> _Task description_
Every line with the string "профессиональных" should be gathered.

Collection entries:
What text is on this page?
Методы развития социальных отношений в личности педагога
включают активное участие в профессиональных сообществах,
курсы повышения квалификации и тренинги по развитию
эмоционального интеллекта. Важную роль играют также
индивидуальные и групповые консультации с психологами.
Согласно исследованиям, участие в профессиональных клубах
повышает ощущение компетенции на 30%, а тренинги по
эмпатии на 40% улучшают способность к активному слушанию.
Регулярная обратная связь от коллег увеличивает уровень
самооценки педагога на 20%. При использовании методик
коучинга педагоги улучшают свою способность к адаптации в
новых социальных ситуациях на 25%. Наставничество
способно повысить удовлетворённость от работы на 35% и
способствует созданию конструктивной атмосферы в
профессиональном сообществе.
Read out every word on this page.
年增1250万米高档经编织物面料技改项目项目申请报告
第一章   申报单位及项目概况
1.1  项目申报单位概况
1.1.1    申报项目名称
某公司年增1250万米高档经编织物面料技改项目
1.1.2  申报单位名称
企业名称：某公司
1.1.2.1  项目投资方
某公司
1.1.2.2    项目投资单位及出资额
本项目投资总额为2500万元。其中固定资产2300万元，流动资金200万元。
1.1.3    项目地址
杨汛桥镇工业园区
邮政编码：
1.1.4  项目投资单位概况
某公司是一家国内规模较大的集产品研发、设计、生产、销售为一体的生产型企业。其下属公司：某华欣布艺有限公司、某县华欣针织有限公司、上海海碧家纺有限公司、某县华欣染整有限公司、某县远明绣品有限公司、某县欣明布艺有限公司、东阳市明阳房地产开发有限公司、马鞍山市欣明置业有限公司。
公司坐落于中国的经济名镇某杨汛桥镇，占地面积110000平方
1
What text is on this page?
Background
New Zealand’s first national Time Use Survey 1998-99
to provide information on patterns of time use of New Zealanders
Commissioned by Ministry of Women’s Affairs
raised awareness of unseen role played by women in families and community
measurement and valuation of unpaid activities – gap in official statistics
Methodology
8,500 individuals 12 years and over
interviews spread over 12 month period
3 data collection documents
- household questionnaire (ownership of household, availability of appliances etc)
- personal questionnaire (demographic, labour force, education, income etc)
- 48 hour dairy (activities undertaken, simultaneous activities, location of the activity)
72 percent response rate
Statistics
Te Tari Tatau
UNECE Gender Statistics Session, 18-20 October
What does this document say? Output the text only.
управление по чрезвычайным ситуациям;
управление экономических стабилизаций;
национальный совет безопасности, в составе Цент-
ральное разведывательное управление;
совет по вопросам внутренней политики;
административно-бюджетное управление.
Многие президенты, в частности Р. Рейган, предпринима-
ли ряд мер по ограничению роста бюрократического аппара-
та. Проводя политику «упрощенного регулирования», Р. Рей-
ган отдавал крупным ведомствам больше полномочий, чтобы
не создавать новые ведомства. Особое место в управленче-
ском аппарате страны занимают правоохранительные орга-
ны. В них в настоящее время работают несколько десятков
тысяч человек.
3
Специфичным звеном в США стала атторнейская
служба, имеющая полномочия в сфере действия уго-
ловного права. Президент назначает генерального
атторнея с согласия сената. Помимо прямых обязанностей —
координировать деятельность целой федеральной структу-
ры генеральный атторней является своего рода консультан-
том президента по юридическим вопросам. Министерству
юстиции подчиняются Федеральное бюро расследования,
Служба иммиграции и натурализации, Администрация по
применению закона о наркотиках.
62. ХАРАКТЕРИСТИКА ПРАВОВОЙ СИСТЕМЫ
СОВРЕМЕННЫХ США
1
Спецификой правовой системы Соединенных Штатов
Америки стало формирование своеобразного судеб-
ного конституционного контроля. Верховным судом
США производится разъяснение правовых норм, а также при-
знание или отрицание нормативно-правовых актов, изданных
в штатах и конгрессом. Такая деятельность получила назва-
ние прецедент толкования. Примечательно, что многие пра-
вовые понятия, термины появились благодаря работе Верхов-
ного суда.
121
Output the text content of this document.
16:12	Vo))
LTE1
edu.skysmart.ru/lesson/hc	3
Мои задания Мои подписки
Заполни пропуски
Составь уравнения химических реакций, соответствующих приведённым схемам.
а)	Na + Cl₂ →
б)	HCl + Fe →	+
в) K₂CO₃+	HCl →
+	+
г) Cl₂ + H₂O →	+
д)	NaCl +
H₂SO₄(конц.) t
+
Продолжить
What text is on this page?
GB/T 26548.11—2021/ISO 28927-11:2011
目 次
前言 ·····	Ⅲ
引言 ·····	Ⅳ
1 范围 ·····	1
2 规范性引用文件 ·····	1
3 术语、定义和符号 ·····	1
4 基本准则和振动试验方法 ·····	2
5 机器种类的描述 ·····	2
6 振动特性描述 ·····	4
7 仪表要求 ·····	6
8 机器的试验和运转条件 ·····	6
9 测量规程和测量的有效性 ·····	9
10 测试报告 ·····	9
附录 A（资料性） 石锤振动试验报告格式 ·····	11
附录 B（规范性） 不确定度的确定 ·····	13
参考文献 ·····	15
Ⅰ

> _Completed task_
включают активное участие в профессиональных сообществах,
Согласно исследованиям, участие в профессиональных клубах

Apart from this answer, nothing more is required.